— begin —

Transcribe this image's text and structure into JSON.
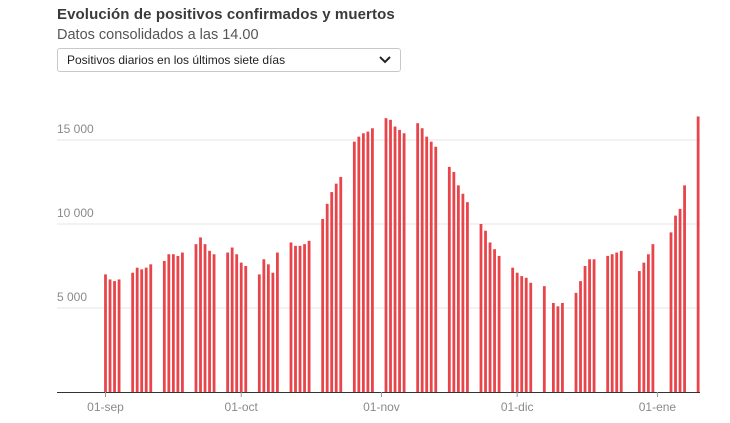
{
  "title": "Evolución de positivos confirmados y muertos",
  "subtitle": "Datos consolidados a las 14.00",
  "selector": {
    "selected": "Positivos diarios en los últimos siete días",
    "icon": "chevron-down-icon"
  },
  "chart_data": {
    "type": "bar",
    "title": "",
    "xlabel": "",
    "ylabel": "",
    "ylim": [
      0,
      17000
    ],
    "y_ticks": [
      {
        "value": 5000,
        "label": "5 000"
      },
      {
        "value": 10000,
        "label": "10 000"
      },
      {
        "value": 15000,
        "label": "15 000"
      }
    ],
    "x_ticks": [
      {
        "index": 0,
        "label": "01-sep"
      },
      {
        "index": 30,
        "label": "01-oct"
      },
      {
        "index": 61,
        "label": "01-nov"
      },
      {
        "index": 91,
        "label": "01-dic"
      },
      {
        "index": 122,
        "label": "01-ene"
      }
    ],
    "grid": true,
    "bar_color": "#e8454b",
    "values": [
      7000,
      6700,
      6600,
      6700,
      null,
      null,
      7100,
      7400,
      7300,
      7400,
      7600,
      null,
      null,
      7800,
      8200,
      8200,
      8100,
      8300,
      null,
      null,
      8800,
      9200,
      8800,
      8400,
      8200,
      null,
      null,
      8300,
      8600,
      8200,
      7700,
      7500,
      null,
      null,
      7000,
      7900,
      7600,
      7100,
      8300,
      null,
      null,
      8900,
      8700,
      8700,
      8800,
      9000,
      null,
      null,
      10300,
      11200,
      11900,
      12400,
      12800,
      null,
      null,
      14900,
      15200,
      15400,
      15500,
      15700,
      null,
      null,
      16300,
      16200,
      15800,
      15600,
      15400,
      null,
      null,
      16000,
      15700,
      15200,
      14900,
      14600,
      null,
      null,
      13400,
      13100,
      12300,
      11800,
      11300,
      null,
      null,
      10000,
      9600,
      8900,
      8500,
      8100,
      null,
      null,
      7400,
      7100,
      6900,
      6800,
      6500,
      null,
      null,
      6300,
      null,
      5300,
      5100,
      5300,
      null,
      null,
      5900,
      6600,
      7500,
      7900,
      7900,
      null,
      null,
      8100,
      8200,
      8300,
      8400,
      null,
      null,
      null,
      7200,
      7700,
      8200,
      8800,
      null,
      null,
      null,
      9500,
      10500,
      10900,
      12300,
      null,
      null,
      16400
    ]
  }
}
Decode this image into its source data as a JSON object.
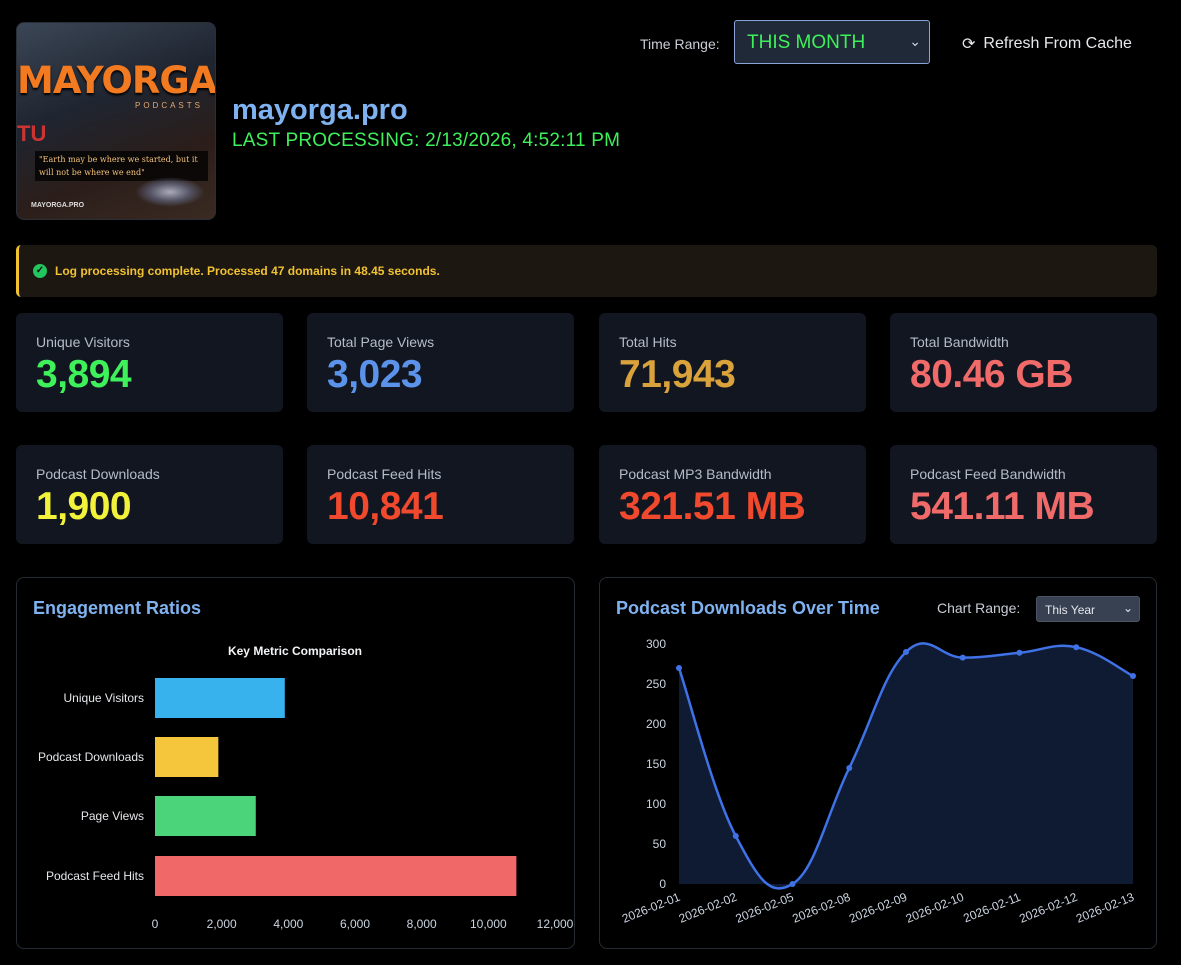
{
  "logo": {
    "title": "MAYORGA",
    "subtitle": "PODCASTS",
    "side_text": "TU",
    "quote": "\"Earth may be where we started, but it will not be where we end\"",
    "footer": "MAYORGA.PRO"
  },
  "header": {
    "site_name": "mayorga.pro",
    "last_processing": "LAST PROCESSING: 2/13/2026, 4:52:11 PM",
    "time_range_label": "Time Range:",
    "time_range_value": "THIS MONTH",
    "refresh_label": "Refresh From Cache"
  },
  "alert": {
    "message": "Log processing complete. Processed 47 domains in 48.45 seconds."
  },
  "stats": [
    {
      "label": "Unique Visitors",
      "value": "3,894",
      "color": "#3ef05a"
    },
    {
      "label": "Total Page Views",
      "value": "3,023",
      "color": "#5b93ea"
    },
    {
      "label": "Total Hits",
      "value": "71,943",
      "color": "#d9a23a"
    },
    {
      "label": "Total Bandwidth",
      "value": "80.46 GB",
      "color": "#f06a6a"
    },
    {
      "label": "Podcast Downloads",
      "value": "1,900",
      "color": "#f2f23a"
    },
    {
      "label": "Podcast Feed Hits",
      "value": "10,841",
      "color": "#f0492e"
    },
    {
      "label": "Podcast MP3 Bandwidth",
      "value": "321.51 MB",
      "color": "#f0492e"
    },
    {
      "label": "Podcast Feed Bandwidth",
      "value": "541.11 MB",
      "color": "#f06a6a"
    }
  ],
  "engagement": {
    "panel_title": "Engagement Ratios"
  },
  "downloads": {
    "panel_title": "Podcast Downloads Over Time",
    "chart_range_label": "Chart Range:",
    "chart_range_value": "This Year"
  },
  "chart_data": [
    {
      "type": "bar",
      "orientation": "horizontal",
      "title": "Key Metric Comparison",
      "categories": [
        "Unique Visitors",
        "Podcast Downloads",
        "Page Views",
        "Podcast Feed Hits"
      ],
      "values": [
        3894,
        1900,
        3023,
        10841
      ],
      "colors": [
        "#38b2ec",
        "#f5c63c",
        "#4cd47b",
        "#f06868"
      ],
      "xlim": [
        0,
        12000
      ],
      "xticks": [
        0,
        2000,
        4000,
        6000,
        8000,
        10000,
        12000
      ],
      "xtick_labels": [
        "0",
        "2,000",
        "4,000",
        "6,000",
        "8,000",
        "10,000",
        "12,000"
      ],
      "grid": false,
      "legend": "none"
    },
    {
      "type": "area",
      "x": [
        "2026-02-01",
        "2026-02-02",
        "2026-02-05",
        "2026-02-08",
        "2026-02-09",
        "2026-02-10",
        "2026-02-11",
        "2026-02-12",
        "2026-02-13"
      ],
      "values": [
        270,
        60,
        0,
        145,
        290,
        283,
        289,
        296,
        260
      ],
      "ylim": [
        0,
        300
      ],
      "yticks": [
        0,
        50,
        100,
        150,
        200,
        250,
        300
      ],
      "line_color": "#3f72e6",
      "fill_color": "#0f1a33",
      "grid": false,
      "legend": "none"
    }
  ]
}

— end —

- TASK TO CARRY OUT -
Lines holding the word "Visitors" in the entries above are the ones to pull out. Copy them all.

- THE COMPLETED TASK -
      "label": "Unique Visitors",
        "Unique Visitors",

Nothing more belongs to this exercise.